[Records from a data source]
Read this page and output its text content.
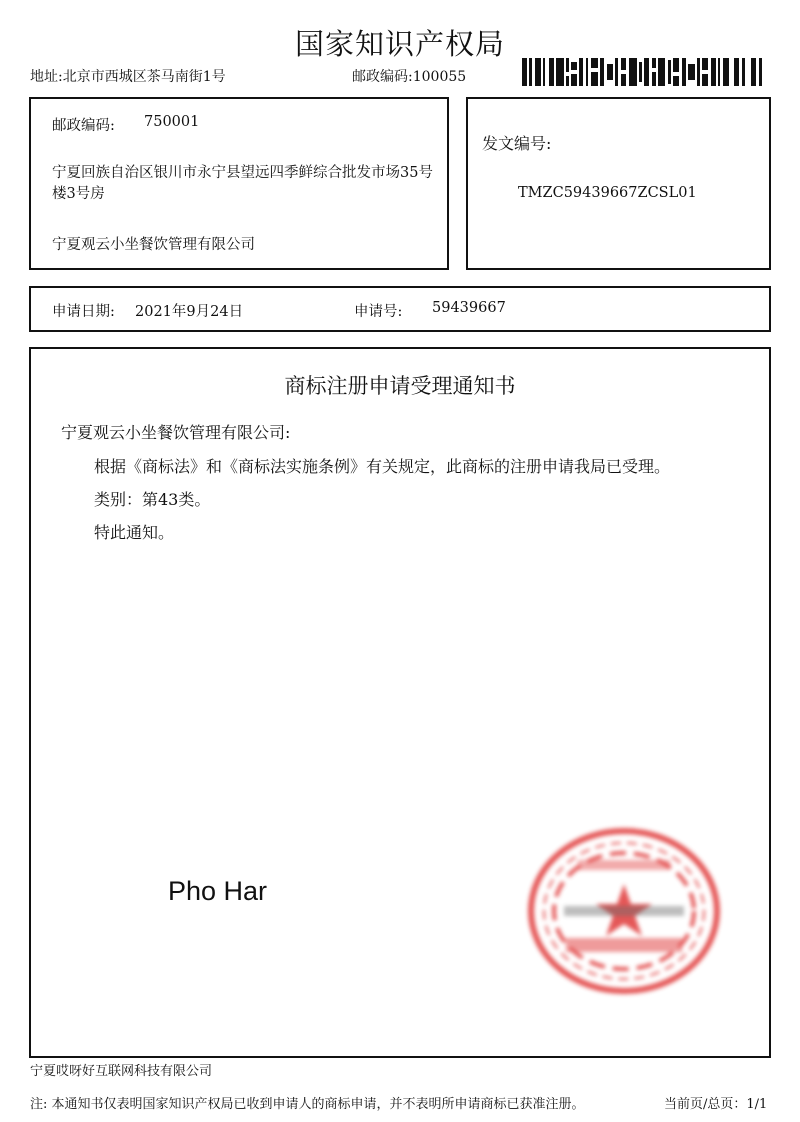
国家知识产权局
地址:北京市西城区茶马南街1号	邮政编码:100055
邮政编码: 750001
宁夏回族自治区银川市永宁县望远四季鲜综合批发市场35号楼3号房
宁夏观云小坐餐饮管理有限公司
发文编号:
TMZC59439667ZCSL01
申请日期: 2021年9月24日	申请号: 59439667
商标注册申请受理通知书
宁夏观云小坐餐饮管理有限公司:
根据《商标法》和《商标法实施条例》有关规定，此商标的注册申请我局已受理。
类别：第43类。
特此通知。
Pho Har
宁夏哎呀好互联网科技有限公司
注: 本通知书仅表明国家知识产权局已收到申请人的商标申请，并不表明所申请商标已获准注册。	当前页/总页：1/1
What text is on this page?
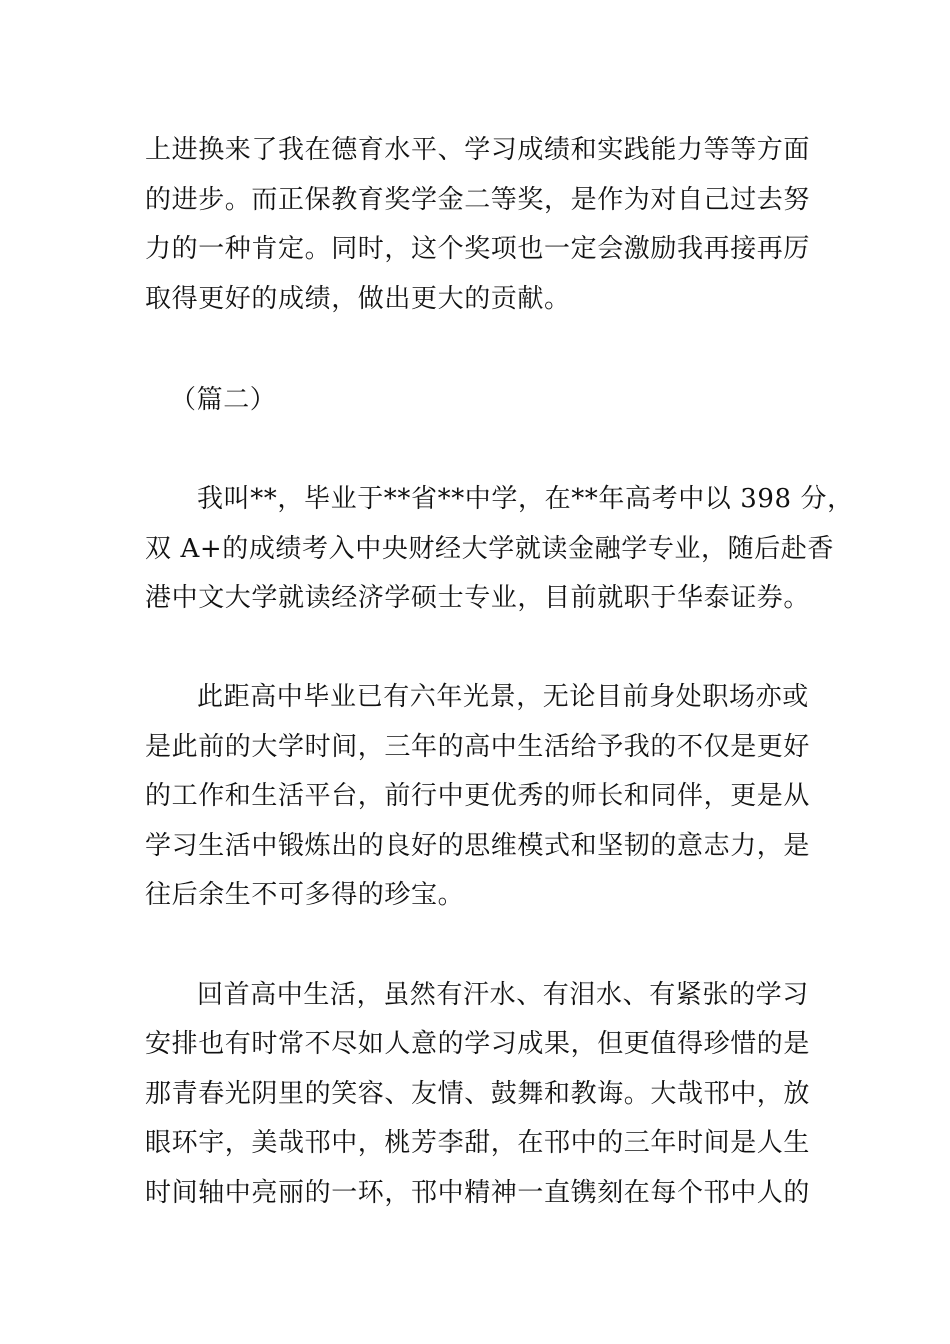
上进换来了我在德育水平、学习成绩和实践能力等等方面
的进步。而正保教育奖学金二等奖，是作为对自己过去努
力的一种肯定。同时，这个奖项也一定会激励我再接再厉
取得更好的成绩，做出更大的贡献。
（篇二）
我叫**，毕业于**省**中学，在**年高考中以 398 分，
双 A+的成绩考入中央财经大学就读金融学专业，随后赴香
港中文大学就读经济学硕士专业，目前就职于华泰证券。
此距高中毕业已有六年光景，无论目前身处职场亦或
是此前的大学时间，三年的高中生活给予我的不仅是更好
的工作和生活平台，前行中更优秀的师长和同伴，更是从
学习生活中锻炼出的良好的思维模式和坚韧的意志力，是
往后余生不可多得的珍宝。
回首高中生活，虽然有汗水、有泪水、有紧张的学习
安排也有时常不尽如人意的学习成果，但更值得珍惜的是
那青春光阴里的笑容、友情、鼓舞和教诲。大哉邗中，放
眼环宇，美哉邗中，桃芳李甜，在邗中的三年时间是人生
时间轴中亮丽的一环，邗中精神一直镌刻在每个邗中人的
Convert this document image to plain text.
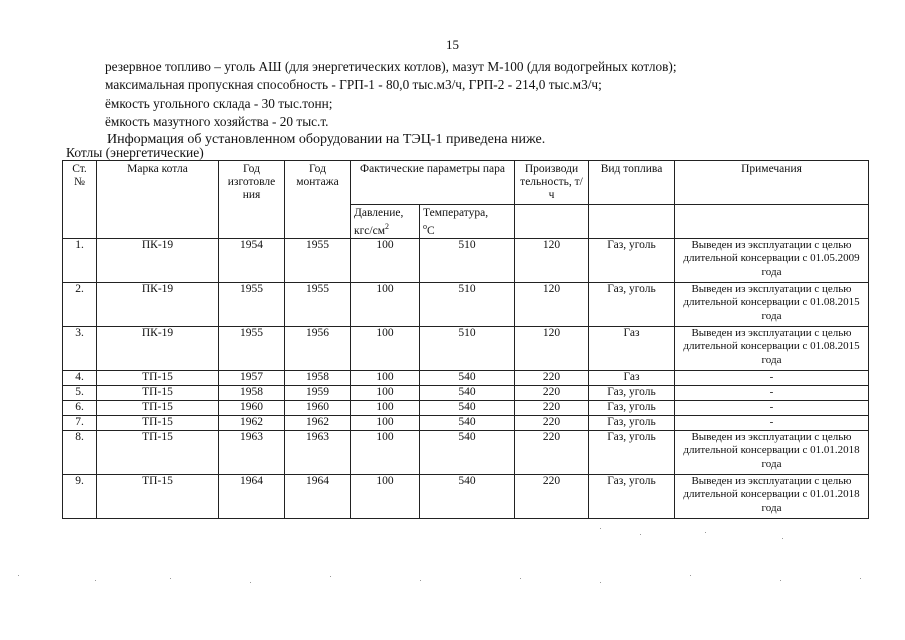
15
резервное топливо – уголь АШ (для энергетических котлов), мазут М-100 (для водогрейных котлов);
максимальная пропускная способность - ГРП-1 - 80,0 тыс.м3/ч, ГРП-2 - 214,0 тыс.м3/ч;
ёмкость угольного склада - 30 тыс.тонн;
ёмкость мазутного хозяйства - 20 тыс.т.
Информация об установленном оборудовании на ТЭЦ-1 приведена ниже.
Котлы (энергетические)
Ст. №	Марка котла	Год изготовле ния	Год монтажа	Фактические параметры пара		Производи тельность, т/ч	Вид топлива	Примечания
				Давление, кгс/$см^2$	Температура,
$^o$С			
1.	ПК-19	1954	1955	100	510	120	Газ, уголь	Выведен из эксплуатации с целью длительной консервации с 01.05.2009 года
2.	ПК-19	1955	1955	100	510	120	Газ, уголь	Выведен из эксплуатации с целью длительной консервации с 01.08.2015 года
3.	ПК-19	1955	1956	100	510	120	Газ	Выведен из эксплуатации с целью длительной консервации с 01.08.2015 года
4.	ТП-15	1957	1958	100	540	220	Газ	-
5.	ТП-15	1958	1959	100	540	220	Газ, уголь	-
6.	ТП-15	1960	1960	100	540	220	Газ, уголь	-
7.	ТП-15	1962	1962	100	540	220	Газ, уголь	-
8.	ТП-15	1963	1963	100	540	220	Газ, уголь	Выведен из эксплуатации с целью длительной консервации с 01.01.2018 года
9.	ТП-15	1964	1964	100	540	220	Газ, уголь	Выведен из эксплуатации с целью длительной консервации с 01.01.2018 года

**INSTRUCTION:**
Copy out each line that contains the word "эксплуатации".

**COMPLETE RESPONSE:**
1.	ПК-19	1954	1955	100	510	120	Газ, уголь	Выведен из эксплуатации с целью длительной консервации с 01.05.2009 года
2.	ПК-19	1955	1955	100	510	120	Газ, уголь	Выведен из эксплуатации с целью длительной консервации с 01.08.2015 года
3.	ПК-19	1955	1956	100	510	120	Газ	Выведен из эксплуатации с целью длительной консервации с 01.08.2015 года
8.	ТП-15	1963	1963	100	540	220	Газ, уголь	Выведен из эксплуатации с целью длительной консервации с 01.01.2018 года
9.	ТП-15	1964	1964	100	540	220	Газ, уголь	Выведен из эксплуатации с целью длительной консервации с 01.01.2018 года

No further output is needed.